Entries from a visual dataset:

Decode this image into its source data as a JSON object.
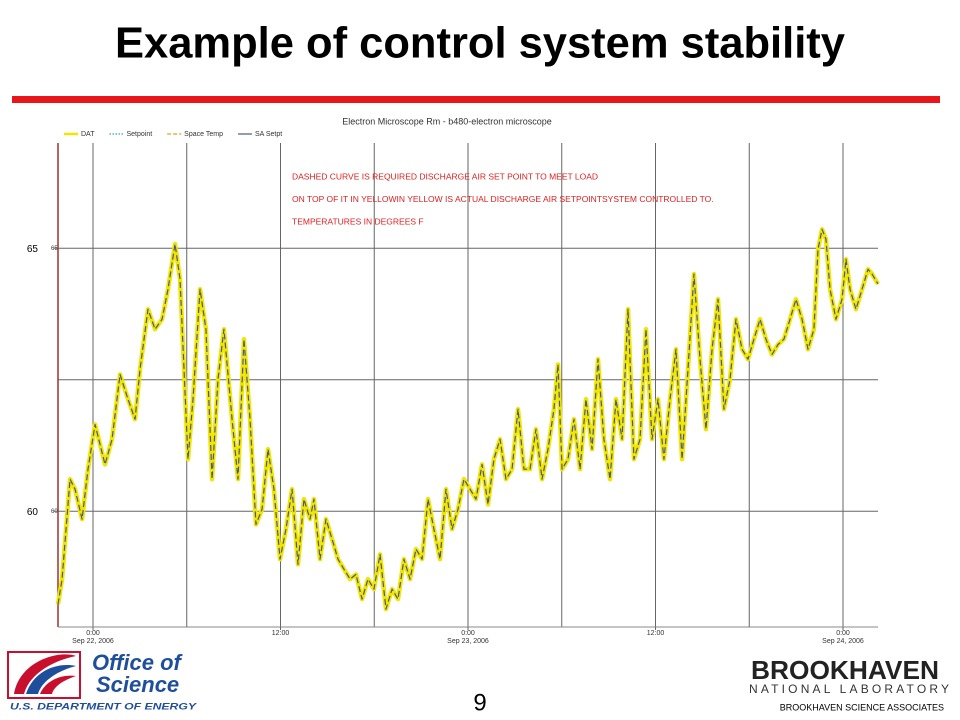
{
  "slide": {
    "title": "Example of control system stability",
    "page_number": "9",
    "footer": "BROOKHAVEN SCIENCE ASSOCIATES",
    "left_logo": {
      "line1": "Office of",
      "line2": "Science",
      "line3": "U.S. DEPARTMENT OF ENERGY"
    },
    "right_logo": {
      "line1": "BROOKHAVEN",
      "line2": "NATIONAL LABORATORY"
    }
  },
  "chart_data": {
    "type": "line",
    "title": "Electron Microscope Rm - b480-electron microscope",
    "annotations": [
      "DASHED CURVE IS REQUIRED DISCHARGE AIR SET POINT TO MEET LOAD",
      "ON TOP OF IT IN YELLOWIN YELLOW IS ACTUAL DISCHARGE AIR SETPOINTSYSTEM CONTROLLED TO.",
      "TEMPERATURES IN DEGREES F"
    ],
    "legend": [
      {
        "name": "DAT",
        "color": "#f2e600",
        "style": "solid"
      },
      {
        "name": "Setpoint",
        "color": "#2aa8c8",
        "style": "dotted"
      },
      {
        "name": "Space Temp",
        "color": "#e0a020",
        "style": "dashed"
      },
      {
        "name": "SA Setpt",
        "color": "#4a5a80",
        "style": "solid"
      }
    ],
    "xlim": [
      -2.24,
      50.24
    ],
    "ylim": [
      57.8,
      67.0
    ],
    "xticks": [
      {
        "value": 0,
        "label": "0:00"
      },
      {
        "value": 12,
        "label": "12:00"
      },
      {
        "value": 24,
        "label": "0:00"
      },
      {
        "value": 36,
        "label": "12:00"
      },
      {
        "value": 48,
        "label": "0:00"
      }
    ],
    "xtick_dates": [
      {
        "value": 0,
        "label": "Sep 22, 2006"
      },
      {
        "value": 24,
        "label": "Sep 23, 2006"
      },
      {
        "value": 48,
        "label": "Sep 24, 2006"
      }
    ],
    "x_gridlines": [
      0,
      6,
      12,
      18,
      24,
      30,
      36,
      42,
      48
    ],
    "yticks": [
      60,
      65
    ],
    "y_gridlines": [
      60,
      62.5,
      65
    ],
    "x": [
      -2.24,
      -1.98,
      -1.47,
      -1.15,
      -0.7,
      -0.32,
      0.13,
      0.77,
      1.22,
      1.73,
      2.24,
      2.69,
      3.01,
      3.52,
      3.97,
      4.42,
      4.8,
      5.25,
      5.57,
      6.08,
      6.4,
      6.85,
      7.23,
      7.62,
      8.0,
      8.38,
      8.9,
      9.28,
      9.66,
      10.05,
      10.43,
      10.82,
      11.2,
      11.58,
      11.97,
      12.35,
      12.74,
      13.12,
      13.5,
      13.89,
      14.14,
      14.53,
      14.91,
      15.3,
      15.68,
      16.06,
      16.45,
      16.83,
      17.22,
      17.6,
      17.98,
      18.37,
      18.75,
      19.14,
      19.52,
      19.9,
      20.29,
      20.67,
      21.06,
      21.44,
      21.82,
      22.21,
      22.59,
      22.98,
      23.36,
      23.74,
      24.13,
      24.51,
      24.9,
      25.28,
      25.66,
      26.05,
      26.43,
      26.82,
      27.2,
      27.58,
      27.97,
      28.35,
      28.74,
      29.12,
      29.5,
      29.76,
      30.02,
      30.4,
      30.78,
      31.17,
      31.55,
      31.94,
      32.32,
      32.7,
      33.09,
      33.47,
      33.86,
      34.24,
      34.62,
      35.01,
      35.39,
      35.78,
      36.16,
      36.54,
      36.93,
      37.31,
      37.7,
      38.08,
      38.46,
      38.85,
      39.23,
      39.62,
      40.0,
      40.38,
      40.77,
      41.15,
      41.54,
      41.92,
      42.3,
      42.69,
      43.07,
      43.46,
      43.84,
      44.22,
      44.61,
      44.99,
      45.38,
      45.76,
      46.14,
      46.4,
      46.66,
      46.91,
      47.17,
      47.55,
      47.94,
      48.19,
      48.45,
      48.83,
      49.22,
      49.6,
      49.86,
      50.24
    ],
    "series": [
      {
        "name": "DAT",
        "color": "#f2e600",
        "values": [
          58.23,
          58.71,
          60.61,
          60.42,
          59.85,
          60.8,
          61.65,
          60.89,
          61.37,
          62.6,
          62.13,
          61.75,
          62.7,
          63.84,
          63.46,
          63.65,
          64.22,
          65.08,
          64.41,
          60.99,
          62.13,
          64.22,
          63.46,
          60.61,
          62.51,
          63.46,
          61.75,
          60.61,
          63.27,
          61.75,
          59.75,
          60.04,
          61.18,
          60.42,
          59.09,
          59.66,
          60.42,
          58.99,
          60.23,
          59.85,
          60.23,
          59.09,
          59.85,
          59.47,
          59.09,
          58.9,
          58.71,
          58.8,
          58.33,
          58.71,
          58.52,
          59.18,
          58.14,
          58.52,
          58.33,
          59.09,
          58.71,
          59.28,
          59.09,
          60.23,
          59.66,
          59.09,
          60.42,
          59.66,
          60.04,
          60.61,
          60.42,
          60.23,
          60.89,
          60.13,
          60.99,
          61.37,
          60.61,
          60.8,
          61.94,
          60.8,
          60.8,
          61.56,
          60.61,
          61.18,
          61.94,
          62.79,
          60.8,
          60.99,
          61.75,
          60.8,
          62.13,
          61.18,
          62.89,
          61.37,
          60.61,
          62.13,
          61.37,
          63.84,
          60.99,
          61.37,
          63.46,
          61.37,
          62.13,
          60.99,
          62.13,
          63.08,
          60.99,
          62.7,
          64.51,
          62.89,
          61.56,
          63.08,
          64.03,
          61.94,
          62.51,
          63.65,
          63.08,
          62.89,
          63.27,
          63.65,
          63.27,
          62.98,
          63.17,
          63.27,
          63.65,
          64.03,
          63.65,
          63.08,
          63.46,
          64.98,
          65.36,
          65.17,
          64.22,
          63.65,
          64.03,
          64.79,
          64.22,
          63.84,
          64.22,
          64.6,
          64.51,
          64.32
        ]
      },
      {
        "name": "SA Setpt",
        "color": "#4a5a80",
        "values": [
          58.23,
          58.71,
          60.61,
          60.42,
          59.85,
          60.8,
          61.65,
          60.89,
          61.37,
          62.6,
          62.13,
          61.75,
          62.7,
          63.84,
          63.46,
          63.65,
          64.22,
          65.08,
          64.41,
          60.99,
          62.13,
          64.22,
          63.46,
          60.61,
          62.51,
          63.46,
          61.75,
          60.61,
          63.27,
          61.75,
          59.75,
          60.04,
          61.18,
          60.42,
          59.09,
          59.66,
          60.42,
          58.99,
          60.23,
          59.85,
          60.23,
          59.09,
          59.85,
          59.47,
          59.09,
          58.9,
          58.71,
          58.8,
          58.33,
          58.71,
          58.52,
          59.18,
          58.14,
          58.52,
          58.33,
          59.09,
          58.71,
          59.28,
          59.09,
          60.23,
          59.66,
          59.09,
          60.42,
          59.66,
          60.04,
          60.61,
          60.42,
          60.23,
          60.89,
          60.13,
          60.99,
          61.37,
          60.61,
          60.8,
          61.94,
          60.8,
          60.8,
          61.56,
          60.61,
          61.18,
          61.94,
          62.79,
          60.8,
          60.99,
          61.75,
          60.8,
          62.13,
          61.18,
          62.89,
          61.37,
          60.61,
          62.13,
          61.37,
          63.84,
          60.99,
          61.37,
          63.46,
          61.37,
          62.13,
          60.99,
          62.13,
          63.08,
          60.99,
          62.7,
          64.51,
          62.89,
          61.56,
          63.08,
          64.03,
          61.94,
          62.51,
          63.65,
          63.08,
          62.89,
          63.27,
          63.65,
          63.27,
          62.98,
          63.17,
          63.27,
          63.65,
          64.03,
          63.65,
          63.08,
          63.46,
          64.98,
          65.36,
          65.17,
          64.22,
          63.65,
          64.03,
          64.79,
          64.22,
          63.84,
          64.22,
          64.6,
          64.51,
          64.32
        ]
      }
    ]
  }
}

→ **Required work**: Each line with the string "DISCHARGE" in it needs to be found and copied.

→ **Solution to this task**:
      "DASHED CURVE IS REQUIRED DISCHARGE AIR SET POINT TO MEET LOAD",
      "ON TOP OF IT IN YELLOWIN YELLOW IS ACTUAL DISCHARGE AIR SETPOINTSYSTEM CONTROLLED TO.",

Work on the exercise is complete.